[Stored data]
** begin **

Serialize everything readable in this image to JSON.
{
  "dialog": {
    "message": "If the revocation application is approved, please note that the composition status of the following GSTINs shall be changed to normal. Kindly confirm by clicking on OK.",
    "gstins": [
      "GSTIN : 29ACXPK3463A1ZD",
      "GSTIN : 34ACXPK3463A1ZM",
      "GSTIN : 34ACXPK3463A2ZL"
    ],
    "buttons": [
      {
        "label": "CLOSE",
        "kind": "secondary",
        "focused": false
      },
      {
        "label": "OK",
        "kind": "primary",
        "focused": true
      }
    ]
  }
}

** end **

CHALLENGE | Reproduce the material precisely, including every line.

FULL ANSWER |
Serialize everything readable in this image to JSON.
{
  "dialog": {
    "message": "If the revocation application is approved, please note that the composition status of the following GSTINs shall be changed to normal. Kindly confirm by clicking on OK.",
    "gstins": [
      "GSTIN : 29ACXPK3463A1ZD",
      "GSTIN : 34ACXPK3463A1ZM",
      "GSTIN : 34ACXPK3463A2ZL"
    ],
    "buttons": [
      {
        "label": "CLOSE",
        "kind": "secondary",
        "focused": false
      },
      {
        "label": "OK",
        "kind": "primary",
        "focused": true
      }
    ]
  }
}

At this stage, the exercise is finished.